**Instruction:** Every line of the listing must be reproduced as it stands. Leave the images behind.

[Begin Provided information]

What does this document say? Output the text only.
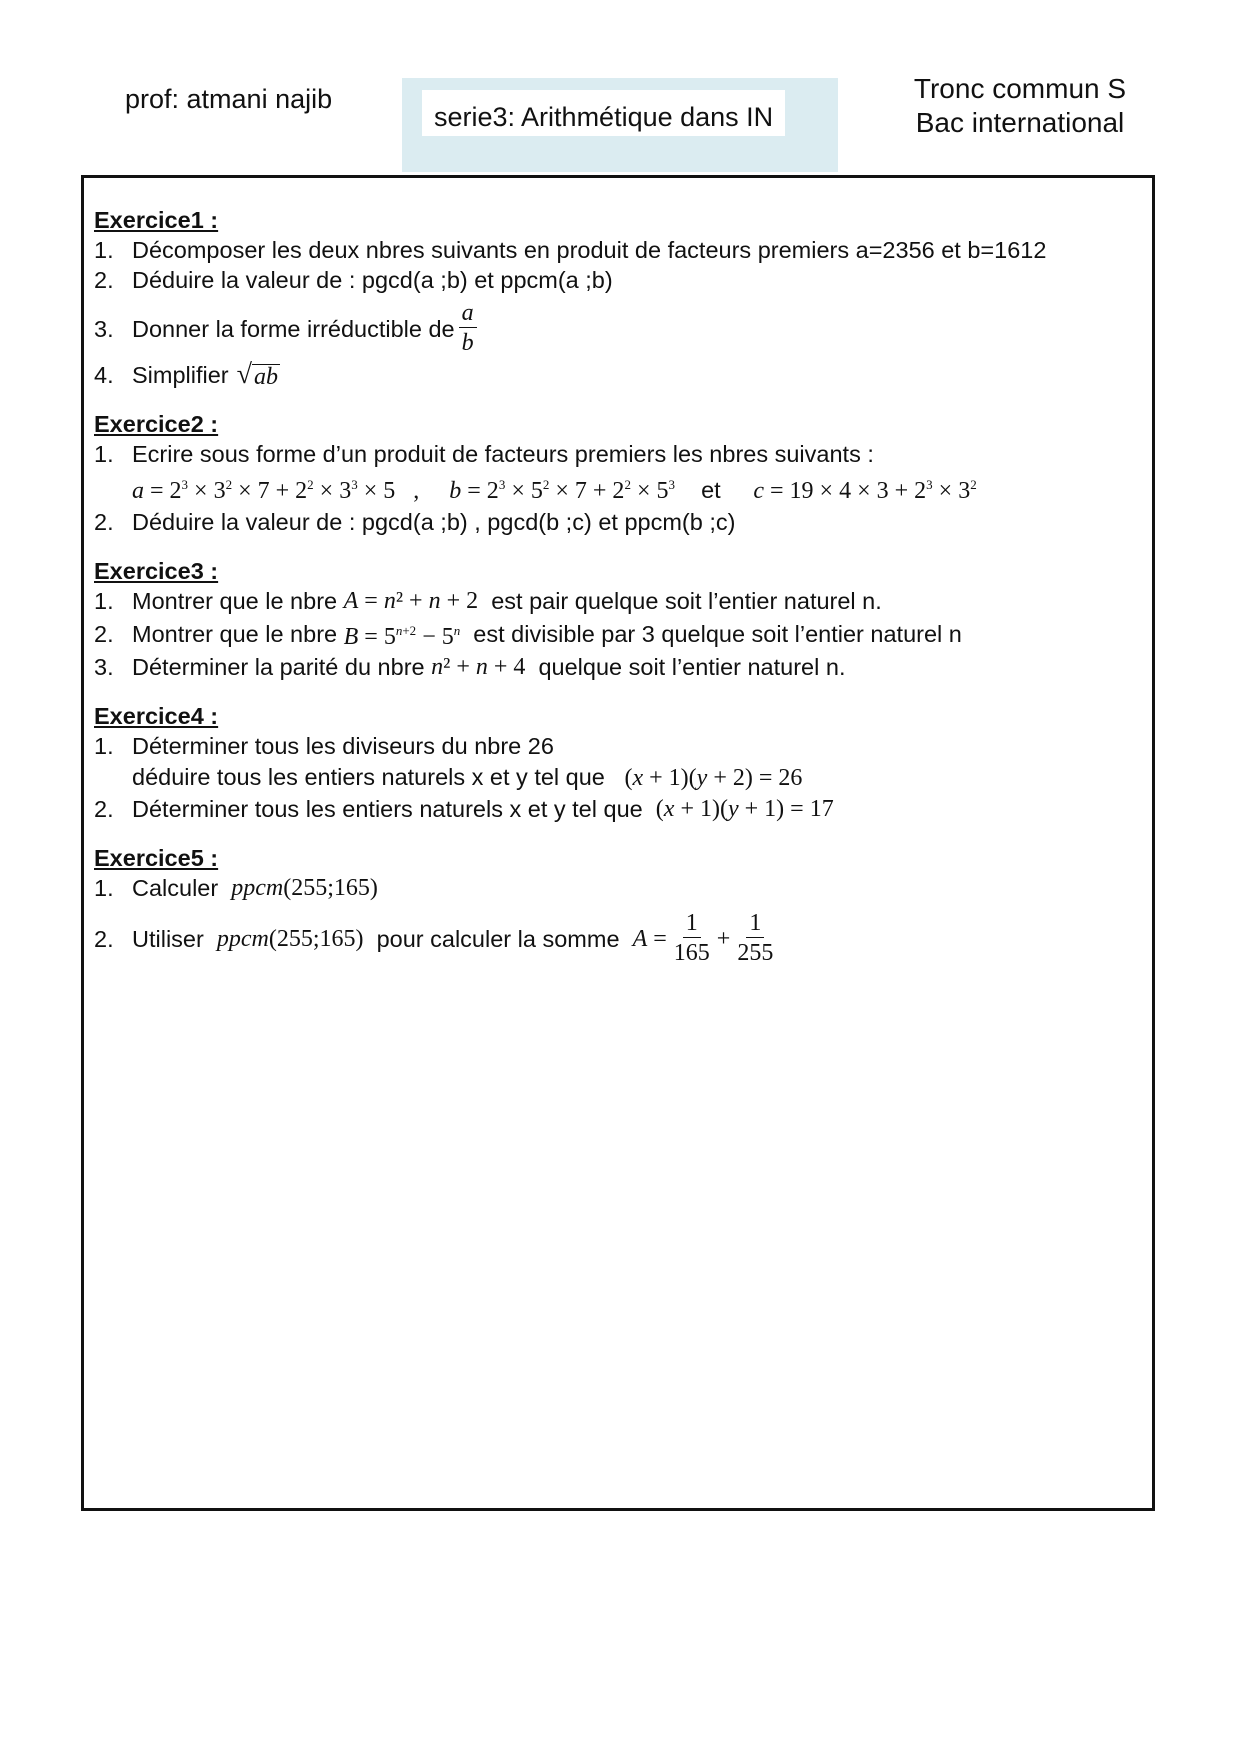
prof: atmani najib
serie3: Arithmétique dans IN
Tronc commun S
Bac international
Exercice1 :
1. Décomposer les deux nbres suivants en produit de facteurs premiers a=2356 et b=1612
2. Déduire la valeur de : pgcd(a ;b) et ppcm(a ;b)
3. Donner la forme irréductible de $\frac{a}{b}$
4. Simplifier √ ab
Exercice2 :
1. Ecrire sous forme d’un produit de facteurs premiers les nbres suivants :
$a = 2^3 \times 3^2 \times 7 + 2^2 \times 3^3 \times 5$   ,     $b = 2^3 \times 5^2 \times 7 + 2^2 \times 5^3$    et     $c = 19 \times 4 \times 3 + 2^3 \times 3^2$
2. Déduire la valeur de : pgcd(a ;b) , pgcd(b ;c) et ppcm(b ;c)
Exercice3 :
1. Montrer que le nbre
A = n² + n + 2
est pair quelque soit l’entier naturel n.
2. Montrer que le nbre
$B = 5^{n+2} - 5^n$
est divisible par 3 quelque soit l’entier naturel n
3. Déterminer la parité du nbre
n² + n + 4
quelque soit l’entier naturel n.
Exercice4 :
1. Déterminer tous les diviseurs du nbre 26
déduire tous les entiers naturels x et y tel que (x + 1)(y + 2) = 26
2. Déterminer tous les entiers naturels x et y tel que
(x + 1)(y + 1) = 17
Exercice5 :
1. Calculer
ppcm(255;165)
2. Utiliser
ppcm(255;165)
pour calculer la somme
$A = \frac{1}{165} + \frac{1}{255}$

[End Provided information]

**Solution for this exercise:**
What does this document say? Output the text only.
prof: atmani najib
serie3: Arithmétique dans IN
Tronc commun S
Bac international
Exercice1 :
1. Décomposer les deux nbres suivants en produit de facteurs premiers a=2356 et b=1612
2. Déduire la valeur de : pgcd(a ;b) et ppcm(a ;b)
3. Donner la forme irréductible de $\frac{a}{b}$
4. Simplifier √ ab
Exercice2 :
1. Ecrire sous forme d’un produit de facteurs premiers les nbres suivants :
$a = 2^3 \times 3^2 \times 7 + 2^2 \times 3^3 \times 5$   ,     $b = 2^3 \times 5^2 \times 7 + 2^2 \times 5^3$    et     $c = 19 \times 4 \times 3 + 2^3 \times 3^2$
2. Déduire la valeur de : pgcd(a ;b) , pgcd(b ;c) et ppcm(b ;c)
Exercice3 :
1. Montrer que le nbre
A = n² + n + 2
est pair quelque soit l’entier naturel n.
2. Montrer que le nbre
$B = 5^{n+2} - 5^n$
est divisible par 3 quelque soit l’entier naturel n
3. Déterminer la parité du nbre
n² + n + 4
quelque soit l’entier naturel n.
Exercice4 :
1. Déterminer tous les diviseurs du nbre 26
déduire tous les entiers naturels x et y tel que (x + 1)(y + 2) = 26
2. Déterminer tous les entiers naturels x et y tel que
(x + 1)(y + 1) = 17
Exercice5 :
1. Calculer
ppcm(255;165)
2. Utiliser
ppcm(255;165)
pour calculer la somme
$A = \frac{1}{165} + \frac{1}{255}$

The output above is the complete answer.